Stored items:

start

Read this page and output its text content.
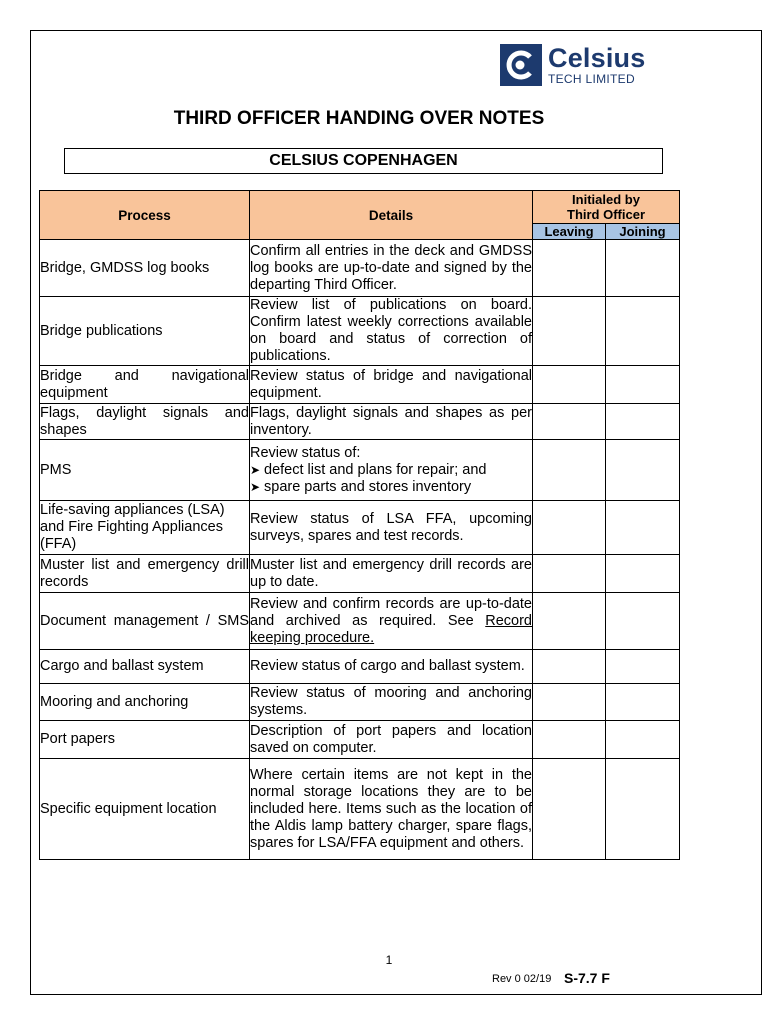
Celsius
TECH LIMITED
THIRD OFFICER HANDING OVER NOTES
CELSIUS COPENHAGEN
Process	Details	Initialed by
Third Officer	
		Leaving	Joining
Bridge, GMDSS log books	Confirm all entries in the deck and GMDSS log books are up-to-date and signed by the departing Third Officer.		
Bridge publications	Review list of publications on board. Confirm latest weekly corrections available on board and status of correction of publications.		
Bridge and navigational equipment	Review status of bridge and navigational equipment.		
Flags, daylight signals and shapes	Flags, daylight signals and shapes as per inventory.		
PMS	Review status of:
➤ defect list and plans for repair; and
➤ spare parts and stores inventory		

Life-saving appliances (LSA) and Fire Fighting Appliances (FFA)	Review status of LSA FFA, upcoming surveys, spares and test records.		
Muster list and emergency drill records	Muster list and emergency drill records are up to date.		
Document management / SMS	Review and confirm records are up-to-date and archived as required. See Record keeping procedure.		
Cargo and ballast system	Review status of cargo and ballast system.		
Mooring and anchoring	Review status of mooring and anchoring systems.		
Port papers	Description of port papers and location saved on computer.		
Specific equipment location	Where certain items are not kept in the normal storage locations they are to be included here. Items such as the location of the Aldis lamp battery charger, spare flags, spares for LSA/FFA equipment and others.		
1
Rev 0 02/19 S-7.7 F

end

GIVEN INSTRUCTION:
Working from the entries above, return all lines that contain "records".

EXPECTED OUTPUT:
Life-saving appliances (LSA) and Fire Fighting Appliances (FFA)	Review status of LSA FFA, upcoming surveys, spares and test records.		
Muster list and emergency drill records	Muster list and emergency drill records are up to date.		
Document management / SMS	Review and confirm records are up-to-date and archived as required. See Record keeping procedure.		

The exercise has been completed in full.